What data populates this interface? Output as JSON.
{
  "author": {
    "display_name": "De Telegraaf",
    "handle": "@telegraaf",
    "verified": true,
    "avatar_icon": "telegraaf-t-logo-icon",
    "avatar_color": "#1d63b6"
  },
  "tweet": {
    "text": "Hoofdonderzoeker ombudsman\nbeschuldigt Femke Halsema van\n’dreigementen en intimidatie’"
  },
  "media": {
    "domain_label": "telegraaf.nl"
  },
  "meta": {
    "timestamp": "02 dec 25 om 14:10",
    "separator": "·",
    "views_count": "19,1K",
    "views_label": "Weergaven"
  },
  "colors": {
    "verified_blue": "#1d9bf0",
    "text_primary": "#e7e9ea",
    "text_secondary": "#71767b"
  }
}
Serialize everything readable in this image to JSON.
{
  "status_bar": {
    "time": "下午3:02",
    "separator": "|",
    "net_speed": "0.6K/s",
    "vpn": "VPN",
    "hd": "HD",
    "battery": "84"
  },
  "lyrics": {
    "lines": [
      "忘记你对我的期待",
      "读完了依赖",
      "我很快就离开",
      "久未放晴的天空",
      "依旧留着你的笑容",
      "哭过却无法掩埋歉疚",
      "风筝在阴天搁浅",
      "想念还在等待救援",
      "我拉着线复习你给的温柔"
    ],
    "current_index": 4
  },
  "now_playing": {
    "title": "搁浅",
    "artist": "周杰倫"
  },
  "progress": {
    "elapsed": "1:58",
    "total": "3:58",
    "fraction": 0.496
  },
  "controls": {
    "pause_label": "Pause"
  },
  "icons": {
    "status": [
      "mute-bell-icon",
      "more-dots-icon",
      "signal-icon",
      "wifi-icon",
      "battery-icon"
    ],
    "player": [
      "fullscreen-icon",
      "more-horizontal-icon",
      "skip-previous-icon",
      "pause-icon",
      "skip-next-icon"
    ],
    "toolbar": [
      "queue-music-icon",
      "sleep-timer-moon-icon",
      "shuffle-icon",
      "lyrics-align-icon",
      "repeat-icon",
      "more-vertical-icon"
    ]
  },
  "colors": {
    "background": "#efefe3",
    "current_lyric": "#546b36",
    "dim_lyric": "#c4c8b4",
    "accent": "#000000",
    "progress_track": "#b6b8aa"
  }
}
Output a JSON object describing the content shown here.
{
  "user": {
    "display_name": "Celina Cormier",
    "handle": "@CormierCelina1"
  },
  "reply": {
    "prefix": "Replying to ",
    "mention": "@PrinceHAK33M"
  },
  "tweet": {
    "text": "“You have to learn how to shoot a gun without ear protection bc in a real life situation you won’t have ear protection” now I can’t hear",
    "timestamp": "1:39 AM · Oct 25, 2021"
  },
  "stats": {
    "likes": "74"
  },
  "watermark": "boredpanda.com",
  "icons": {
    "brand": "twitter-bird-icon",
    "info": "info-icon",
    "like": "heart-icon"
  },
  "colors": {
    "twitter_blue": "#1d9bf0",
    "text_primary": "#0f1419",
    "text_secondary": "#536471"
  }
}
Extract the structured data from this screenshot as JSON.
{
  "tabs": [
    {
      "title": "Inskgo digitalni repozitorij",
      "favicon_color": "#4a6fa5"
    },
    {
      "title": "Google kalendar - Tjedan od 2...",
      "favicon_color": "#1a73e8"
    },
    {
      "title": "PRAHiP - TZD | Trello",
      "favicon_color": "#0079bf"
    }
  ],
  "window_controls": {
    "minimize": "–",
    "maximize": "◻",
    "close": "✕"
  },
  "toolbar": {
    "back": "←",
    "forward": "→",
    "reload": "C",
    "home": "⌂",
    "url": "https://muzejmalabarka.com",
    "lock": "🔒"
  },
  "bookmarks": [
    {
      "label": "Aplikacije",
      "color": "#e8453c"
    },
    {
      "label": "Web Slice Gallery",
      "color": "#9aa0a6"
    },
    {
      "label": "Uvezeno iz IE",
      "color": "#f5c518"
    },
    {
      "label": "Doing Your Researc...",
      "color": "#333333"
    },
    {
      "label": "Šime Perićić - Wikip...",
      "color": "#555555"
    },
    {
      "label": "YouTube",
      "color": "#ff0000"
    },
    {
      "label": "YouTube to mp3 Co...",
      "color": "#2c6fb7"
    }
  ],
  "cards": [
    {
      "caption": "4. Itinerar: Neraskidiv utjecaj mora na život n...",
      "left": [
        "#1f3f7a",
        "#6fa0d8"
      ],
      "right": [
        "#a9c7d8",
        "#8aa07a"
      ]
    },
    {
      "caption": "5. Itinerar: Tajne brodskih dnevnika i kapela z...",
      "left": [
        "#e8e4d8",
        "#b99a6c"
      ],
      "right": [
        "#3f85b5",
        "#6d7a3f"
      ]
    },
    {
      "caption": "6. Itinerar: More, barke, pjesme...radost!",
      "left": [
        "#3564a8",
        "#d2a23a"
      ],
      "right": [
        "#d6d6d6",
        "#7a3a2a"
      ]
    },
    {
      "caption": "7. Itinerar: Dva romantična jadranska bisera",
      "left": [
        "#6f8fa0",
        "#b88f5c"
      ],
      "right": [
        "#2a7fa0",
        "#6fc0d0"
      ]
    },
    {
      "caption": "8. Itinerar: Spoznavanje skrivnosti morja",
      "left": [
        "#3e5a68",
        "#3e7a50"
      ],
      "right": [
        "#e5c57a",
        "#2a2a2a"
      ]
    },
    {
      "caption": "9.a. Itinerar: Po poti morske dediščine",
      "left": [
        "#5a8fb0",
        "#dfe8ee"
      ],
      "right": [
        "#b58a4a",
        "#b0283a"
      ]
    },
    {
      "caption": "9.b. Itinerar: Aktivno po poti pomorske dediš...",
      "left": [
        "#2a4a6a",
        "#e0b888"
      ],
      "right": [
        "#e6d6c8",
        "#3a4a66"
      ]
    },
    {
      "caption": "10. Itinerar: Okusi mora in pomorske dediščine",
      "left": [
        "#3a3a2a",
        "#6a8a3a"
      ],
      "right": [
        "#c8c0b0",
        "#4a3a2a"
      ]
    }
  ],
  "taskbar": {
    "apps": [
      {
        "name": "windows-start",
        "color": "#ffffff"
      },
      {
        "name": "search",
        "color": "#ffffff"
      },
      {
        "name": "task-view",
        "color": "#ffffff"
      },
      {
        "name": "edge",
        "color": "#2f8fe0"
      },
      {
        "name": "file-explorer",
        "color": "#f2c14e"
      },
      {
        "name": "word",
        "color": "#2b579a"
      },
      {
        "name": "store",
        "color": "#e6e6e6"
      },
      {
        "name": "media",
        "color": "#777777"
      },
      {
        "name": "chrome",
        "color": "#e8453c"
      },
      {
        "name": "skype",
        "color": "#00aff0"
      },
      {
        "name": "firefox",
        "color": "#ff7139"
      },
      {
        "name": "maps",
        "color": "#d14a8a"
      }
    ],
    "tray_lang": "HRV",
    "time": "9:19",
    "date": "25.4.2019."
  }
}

[EXERCISE DESCRIPTION]:
Each line of the listing should be copied exactly.

[ANSWER TO THIS PROBLEM]:
What data populates this interface? Output as JSON.
{
  "author": {
    "display_name": "De Telegraaf",
    "handle": "@telegraaf",
    "verified": true,
    "avatar_icon": "telegraaf-t-logo-icon",
    "avatar_color": "#1d63b6"
  },
  "tweet": {
    "text": "Hoofdonderzoeker ombudsman\nbeschuldigt Femke Halsema van\n’dreigementen en intimidatie’"
  },
  "media": {
    "domain_label": "telegraaf.nl"
  },
  "meta": {
    "timestamp": "02 dec 25 om 14:10",
    "separator": "·",
    "views_count": "19,1K",
    "views_label": "Weergaven"
  },
  "colors": {
    "verified_blue": "#1d9bf0",
    "text_primary": "#e7e9ea",
    "text_secondary": "#71767b"
  }
}
Serialize everything readable in this image to JSON.
{
  "status_bar": {
    "time": "下午3:02",
    "separator": "|",
    "net_speed": "0.6K/s",
    "vpn": "VPN",
    "hd": "HD",
    "battery": "84"
  },
  "lyrics": {
    "lines": [
      "忘记你对我的期待",
      "读完了依赖",
      "我很快就离开",
      "久未放晴的天空",
      "依旧留着你的笑容",
      "哭过却无法掩埋歉疚",
      "风筝在阴天搁浅",
      "想念还在等待救援",
      "我拉着线复习你给的温柔"
    ],
    "current_index": 4
  },
  "now_playing": {
    "title": "搁浅",
    "artist": "周杰倫"
  },
  "progress": {
    "elapsed": "1:58",
    "total": "3:58",
    "fraction": 0.496
  },
  "controls": {
    "pause_label": "Pause"
  },
  "icons": {
    "status": [
      "mute-bell-icon",
      "more-dots-icon",
      "signal-icon",
      "wifi-icon",
      "battery-icon"
    ],
    "player": [
      "fullscreen-icon",
      "more-horizontal-icon",
      "skip-previous-icon",
      "pause-icon",
      "skip-next-icon"
    ],
    "toolbar": [
      "queue-music-icon",
      "sleep-timer-moon-icon",
      "shuffle-icon",
      "lyrics-align-icon",
      "repeat-icon",
      "more-vertical-icon"
    ]
  },
  "colors": {
    "background": "#efefe3",
    "current_lyric": "#546b36",
    "dim_lyric": "#c4c8b4",
    "accent": "#000000",
    "progress_track": "#b6b8aa"
  }
}
Output a JSON object describing the content shown here.
{
  "user": {
    "display_name": "Celina Cormier",
    "handle": "@CormierCelina1"
  },
  "reply": {
    "prefix": "Replying to ",
    "mention": "@PrinceHAK33M"
  },
  "tweet": {
    "text": "“You have to learn how to shoot a gun without ear protection bc in a real life situation you won’t have ear protection” now I can’t hear",
    "timestamp": "1:39 AM · Oct 25, 2021"
  },
  "stats": {
    "likes": "74"
  },
  "watermark": "boredpanda.com",
  "icons": {
    "brand": "twitter-bird-icon",
    "info": "info-icon",
    "like": "heart-icon"
  },
  "colors": {
    "twitter_blue": "#1d9bf0",
    "text_primary": "#0f1419",
    "text_secondary": "#536471"
  }
}
Extract the structured data from this screenshot as JSON.
{
  "tabs": [
    {
      "title": "Inskgo digitalni repozitorij",
      "favicon_color": "#4a6fa5"
    },
    {
      "title": "Google kalendar - Tjedan od 2...",
      "favicon_color": "#1a73e8"
    },
    {
      "title": "PRAHiP - TZD | Trello",
      "favicon_color": "#0079bf"
    }
  ],
  "window_controls": {
    "minimize": "–",
    "maximize": "◻",
    "close": "✕"
  },
  "toolbar": {
    "back": "←",
    "forward": "→",
    "reload": "C",
    "home": "⌂",
    "url": "https://muzejmalabarka.com",
    "lock": "🔒"
  },
  "bookmarks": [
    {
      "label": "Aplikacije",
      "color": "#e8453c"
    },
    {
      "label": "Web Slice Gallery",
      "color": "#9aa0a6"
    },
    {
      "label": "Uvezeno iz IE",
      "color": "#f5c518"
    },
    {
      "label": "Doing Your Researc...",
      "color": "#333333"
    },
    {
      "label": "Šime Perićić - Wikip...",
      "color": "#555555"
    },
    {
      "label": "YouTube",
      "color": "#ff0000"
    },
    {
      "label": "YouTube to mp3 Co...",
      "color": "#2c6fb7"
    }
  ],
  "cards": [
    {
      "caption": "4. Itinerar: Neraskidiv utjecaj mora na život n...",
      "left": [
        "#1f3f7a",
        "#6fa0d8"
      ],
      "right": [
        "#a9c7d8",
        "#8aa07a"
      ]
    },
    {
      "caption": "5. Itinerar: Tajne brodskih dnevnika i kapela z...",
      "left": [
        "#e8e4d8",
        "#b99a6c"
      ],
      "right": [
        "#3f85b5",
        "#6d7a3f"
      ]
    },
    {
      "caption": "6. Itinerar: More, barke, pjesme...radost!",
      "left": [
        "#3564a8",
        "#d2a23a"
      ],
      "right": [
        "#d6d6d6",
        "#7a3a2a"
      ]
    },
    {
      "caption": "7. Itinerar: Dva romantična jadranska bisera",
      "left": [
        "#6f8fa0",
        "#b88f5c"
      ],
      "right": [
        "#2a7fa0",
        "#6fc0d0"
      ]
    },
    {
      "caption": "8. Itinerar: Spoznavanje skrivnosti morja",
      "left": [
        "#3e5a68",
        "#3e7a50"
      ],
      "right": [
        "#e5c57a",
        "#2a2a2a"
      ]
    },
    {
      "caption": "9.a. Itinerar: Po poti morske dediščine",
      "left": [
        "#5a8fb0",
        "#dfe8ee"
      ],
      "right": [
        "#b58a4a",
        "#b0283a"
      ]
    },
    {
      "caption": "9.b. Itinerar: Aktivno po poti pomorske dediš...",
      "left": [
        "#2a4a6a",
        "#e0b888"
      ],
      "right": [
        "#e6d6c8",
        "#3a4a66"
      ]
    },
    {
      "caption": "10. Itinerar: Okusi mora in pomorske dediščine",
      "left": [
        "#3a3a2a",
        "#6a8a3a"
      ],
      "right": [
        "#c8c0b0",
        "#4a3a2a"
      ]
    }
  ],
  "taskbar": {
    "apps": [
      {
        "name": "windows-start",
        "color": "#ffffff"
      },
      {
        "name": "search",
        "color": "#ffffff"
      },
      {
        "name": "task-view",
        "color": "#ffffff"
      },
      {
        "name": "edge",
        "color": "#2f8fe0"
      },
      {
        "name": "file-explorer",
        "color": "#f2c14e"
      },
      {
        "name": "word",
        "color": "#2b579a"
      },
      {
        "name": "store",
        "color": "#e6e6e6"
      },
      {
        "name": "media",
        "color": "#777777"
      },
      {
        "name": "chrome",
        "color": "#e8453c"
      },
      {
        "name": "skype",
        "color": "#00aff0"
      },
      {
        "name": "firefox",
        "color": "#ff7139"
      },
      {
        "name": "maps",
        "color": "#d14a8a"
      }
    ],
    "tray_lang": "HRV",
    "time": "9:19",
    "date": "25.4.2019."
  }
}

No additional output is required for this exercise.